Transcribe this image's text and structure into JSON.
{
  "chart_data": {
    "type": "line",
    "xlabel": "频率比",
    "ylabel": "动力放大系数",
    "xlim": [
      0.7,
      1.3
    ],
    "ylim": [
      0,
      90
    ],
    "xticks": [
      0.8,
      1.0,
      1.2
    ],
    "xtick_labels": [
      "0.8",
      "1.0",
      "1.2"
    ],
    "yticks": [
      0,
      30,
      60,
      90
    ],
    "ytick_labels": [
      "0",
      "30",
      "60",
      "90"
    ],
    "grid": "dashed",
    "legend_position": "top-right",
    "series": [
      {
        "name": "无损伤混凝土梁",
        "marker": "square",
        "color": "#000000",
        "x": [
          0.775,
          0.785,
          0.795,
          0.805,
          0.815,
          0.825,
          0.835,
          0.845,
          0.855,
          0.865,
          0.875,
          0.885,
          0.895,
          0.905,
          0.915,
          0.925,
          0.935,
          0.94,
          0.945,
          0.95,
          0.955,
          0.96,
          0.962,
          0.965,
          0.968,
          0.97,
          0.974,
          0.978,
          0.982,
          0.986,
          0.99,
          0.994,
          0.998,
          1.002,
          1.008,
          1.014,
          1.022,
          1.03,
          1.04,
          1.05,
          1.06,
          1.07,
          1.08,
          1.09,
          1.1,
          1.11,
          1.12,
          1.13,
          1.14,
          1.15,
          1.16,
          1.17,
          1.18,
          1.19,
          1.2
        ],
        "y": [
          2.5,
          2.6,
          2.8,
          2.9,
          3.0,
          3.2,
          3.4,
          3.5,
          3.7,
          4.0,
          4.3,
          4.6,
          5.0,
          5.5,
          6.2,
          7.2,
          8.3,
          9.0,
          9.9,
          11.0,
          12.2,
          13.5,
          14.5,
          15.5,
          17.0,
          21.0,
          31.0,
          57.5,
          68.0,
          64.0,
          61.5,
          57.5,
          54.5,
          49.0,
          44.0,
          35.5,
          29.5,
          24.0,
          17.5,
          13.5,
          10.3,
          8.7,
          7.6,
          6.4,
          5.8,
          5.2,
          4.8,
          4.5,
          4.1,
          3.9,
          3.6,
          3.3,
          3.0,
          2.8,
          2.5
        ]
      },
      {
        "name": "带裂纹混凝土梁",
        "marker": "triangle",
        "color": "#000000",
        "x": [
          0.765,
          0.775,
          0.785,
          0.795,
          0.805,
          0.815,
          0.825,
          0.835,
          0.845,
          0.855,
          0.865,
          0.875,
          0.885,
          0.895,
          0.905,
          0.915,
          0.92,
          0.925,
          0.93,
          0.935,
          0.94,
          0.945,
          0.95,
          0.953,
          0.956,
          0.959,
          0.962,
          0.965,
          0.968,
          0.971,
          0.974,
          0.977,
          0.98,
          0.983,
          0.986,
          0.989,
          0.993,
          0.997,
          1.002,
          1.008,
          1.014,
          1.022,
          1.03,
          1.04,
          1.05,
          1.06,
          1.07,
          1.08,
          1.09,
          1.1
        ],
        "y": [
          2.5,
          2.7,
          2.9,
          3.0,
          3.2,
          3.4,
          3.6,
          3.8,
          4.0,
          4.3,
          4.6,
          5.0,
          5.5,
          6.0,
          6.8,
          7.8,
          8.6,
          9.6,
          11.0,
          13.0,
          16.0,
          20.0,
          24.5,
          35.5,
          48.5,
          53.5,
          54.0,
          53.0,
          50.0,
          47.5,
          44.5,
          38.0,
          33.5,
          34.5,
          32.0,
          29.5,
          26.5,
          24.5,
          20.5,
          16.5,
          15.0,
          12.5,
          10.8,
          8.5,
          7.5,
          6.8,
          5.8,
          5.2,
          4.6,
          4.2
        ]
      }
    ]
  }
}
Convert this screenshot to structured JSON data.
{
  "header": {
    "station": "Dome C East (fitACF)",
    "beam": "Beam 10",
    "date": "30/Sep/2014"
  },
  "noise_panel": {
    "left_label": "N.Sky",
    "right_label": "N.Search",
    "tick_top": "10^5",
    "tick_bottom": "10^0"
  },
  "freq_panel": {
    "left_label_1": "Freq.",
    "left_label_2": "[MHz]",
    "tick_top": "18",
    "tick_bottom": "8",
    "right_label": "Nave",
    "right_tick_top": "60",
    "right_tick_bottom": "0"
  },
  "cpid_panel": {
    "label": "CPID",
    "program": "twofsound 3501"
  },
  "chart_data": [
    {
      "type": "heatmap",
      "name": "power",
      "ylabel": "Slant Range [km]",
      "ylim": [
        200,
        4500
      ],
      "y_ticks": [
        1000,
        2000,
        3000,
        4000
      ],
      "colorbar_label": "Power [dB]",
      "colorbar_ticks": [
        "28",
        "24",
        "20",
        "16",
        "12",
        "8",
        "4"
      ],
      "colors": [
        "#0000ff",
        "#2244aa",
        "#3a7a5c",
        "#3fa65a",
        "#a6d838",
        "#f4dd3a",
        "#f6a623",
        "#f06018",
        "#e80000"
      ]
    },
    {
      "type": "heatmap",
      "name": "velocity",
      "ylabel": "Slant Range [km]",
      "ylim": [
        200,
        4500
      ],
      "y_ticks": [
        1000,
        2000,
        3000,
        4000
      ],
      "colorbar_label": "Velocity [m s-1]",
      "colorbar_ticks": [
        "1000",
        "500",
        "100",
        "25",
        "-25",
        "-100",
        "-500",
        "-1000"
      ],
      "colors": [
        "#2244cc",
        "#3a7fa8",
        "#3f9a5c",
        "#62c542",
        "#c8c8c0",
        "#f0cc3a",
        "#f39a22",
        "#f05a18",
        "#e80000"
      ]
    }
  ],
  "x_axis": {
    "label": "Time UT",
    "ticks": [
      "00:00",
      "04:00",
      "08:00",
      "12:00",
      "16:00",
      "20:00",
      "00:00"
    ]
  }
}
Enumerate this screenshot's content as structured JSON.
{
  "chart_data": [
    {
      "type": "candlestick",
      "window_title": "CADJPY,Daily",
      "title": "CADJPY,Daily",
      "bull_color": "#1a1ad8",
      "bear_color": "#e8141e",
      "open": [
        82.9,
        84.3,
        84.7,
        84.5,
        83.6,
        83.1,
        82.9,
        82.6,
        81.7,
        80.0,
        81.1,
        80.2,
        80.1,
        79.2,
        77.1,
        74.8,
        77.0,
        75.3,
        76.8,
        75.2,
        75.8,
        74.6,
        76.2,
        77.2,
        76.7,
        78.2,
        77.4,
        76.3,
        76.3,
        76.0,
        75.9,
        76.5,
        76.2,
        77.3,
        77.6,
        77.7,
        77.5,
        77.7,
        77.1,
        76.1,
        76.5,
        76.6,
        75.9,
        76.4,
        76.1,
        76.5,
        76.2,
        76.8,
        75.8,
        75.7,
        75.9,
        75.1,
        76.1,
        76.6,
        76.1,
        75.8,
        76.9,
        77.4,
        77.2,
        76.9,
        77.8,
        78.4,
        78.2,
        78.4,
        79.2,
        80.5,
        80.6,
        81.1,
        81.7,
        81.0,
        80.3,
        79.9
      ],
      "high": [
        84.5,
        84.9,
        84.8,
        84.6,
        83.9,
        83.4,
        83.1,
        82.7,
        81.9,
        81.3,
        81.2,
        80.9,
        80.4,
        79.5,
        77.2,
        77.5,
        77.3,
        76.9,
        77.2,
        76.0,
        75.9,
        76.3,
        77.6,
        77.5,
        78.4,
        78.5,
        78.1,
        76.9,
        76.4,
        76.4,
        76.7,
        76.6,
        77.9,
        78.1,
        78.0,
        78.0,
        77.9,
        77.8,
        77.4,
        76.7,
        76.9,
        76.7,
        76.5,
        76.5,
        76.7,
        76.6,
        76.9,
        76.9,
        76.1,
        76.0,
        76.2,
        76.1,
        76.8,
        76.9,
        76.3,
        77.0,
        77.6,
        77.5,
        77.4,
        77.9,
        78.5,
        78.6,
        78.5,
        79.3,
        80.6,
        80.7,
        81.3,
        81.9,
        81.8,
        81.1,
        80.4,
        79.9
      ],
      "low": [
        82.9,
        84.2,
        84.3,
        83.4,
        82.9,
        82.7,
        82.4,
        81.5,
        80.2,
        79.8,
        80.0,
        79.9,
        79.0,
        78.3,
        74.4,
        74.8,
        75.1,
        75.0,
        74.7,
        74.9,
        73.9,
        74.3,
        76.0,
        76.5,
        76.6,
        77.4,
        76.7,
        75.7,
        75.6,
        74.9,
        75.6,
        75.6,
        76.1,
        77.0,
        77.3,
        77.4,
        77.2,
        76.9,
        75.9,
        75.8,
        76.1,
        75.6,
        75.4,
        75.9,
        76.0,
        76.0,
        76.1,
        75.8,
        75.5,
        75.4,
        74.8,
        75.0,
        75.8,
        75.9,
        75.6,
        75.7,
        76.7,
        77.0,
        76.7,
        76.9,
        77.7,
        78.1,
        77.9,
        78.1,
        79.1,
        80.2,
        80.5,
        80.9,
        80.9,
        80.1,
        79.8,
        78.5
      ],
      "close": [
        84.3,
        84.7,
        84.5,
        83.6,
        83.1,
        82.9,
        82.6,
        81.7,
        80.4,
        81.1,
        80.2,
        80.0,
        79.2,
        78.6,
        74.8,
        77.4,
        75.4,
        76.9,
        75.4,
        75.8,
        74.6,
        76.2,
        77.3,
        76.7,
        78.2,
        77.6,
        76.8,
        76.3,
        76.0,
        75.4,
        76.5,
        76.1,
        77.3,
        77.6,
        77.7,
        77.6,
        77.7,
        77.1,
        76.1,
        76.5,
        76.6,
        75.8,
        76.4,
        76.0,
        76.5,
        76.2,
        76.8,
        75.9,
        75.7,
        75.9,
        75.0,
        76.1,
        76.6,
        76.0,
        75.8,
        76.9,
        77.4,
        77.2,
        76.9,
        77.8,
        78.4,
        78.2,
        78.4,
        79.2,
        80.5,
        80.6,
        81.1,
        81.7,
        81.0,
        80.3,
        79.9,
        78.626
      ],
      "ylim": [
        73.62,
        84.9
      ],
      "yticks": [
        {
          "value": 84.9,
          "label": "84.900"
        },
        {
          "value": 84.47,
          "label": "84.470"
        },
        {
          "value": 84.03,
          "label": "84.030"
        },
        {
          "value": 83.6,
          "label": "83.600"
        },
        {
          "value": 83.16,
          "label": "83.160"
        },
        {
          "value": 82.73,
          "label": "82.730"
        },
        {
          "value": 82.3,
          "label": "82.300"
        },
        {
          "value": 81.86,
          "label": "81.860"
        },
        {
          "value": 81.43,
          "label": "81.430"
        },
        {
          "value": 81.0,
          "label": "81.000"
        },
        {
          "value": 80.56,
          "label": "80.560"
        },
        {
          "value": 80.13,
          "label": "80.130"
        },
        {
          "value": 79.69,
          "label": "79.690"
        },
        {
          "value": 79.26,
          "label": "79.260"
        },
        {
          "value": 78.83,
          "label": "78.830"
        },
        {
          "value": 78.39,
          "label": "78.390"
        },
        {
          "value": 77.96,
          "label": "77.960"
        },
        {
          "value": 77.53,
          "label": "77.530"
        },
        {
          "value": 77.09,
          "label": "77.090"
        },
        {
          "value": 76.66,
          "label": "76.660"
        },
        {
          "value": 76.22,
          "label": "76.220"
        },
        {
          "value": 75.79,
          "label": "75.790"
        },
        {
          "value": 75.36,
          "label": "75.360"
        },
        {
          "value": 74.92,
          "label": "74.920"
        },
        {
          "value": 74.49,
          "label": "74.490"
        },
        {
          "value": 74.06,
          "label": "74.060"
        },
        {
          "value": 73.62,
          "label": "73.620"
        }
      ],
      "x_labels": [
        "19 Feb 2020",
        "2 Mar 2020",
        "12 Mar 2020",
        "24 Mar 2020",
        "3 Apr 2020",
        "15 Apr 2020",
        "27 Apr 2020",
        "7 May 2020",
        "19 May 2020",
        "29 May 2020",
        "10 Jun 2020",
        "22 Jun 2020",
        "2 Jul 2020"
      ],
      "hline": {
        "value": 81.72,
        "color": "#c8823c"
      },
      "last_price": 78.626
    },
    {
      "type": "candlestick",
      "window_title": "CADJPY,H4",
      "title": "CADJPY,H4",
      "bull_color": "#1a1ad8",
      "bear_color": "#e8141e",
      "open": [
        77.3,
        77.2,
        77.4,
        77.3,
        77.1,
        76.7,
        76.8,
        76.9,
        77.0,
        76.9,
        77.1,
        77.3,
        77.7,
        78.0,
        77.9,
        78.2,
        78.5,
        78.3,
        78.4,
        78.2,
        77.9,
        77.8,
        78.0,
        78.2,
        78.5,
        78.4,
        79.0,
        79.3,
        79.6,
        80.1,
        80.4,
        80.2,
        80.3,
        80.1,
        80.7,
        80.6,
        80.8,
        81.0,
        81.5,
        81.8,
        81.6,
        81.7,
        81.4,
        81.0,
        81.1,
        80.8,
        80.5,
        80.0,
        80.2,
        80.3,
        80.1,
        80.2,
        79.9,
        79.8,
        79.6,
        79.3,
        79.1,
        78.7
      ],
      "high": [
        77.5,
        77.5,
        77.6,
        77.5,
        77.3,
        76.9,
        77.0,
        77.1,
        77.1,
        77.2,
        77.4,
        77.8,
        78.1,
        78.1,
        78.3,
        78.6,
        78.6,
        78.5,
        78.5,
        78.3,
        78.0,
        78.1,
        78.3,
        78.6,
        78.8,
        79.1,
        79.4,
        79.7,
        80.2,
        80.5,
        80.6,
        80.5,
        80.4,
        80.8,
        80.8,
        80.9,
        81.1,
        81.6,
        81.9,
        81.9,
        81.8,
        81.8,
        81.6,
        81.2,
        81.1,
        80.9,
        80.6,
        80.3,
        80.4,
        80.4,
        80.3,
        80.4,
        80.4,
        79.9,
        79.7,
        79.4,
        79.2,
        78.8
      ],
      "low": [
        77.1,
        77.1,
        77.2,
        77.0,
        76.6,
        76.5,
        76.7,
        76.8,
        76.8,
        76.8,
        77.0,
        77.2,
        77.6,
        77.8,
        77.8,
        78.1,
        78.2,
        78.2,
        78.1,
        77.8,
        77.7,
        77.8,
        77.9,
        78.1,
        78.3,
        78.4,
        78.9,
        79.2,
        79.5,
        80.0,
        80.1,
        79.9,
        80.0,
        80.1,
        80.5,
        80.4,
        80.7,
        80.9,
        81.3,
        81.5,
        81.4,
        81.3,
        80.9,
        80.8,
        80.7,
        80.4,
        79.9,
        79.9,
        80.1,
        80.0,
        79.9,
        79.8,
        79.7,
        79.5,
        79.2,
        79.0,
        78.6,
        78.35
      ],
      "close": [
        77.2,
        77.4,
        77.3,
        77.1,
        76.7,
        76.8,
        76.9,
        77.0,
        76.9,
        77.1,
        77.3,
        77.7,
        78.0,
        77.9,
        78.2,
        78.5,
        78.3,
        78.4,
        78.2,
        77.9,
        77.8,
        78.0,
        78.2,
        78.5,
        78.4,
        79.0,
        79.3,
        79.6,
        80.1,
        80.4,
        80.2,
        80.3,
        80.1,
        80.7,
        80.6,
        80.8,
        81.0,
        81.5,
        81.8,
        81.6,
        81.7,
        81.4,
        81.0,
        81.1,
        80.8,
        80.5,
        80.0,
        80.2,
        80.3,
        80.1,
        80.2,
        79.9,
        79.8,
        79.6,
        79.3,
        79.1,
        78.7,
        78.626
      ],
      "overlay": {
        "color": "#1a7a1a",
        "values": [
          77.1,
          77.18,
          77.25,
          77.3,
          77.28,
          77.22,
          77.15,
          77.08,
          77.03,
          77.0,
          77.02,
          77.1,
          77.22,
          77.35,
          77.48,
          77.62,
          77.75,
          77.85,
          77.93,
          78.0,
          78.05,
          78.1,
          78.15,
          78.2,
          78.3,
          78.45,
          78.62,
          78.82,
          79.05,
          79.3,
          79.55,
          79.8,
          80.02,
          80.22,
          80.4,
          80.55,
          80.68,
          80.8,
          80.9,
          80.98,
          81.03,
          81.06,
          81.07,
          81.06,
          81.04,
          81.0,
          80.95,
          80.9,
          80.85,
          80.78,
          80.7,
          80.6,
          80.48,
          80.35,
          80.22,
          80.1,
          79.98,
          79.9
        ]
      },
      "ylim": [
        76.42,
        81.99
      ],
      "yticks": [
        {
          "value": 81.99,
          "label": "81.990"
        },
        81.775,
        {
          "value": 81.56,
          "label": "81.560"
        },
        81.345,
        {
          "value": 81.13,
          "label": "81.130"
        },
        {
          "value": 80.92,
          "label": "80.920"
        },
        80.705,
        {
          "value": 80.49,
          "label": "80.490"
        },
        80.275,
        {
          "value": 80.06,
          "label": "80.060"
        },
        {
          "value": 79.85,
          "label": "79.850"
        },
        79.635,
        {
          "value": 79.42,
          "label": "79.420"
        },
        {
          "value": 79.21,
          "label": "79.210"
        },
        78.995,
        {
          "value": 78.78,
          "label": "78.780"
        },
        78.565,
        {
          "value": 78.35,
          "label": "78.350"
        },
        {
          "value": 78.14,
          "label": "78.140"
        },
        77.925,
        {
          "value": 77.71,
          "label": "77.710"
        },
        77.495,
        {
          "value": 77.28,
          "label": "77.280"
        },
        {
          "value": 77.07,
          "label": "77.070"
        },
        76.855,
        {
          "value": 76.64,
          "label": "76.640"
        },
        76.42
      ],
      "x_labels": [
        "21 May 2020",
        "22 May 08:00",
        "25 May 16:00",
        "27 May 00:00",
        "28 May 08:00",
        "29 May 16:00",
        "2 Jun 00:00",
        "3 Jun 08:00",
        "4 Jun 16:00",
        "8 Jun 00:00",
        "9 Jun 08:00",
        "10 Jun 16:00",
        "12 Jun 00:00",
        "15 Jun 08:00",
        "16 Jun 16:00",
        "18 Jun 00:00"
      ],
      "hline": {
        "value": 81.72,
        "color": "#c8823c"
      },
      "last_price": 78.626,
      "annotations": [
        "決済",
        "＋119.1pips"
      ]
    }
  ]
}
+++++
◆ **Stated problem**
Among the entries above, how many lines include the word "Daily"? Reply with the number only.

◆ **Final result**
2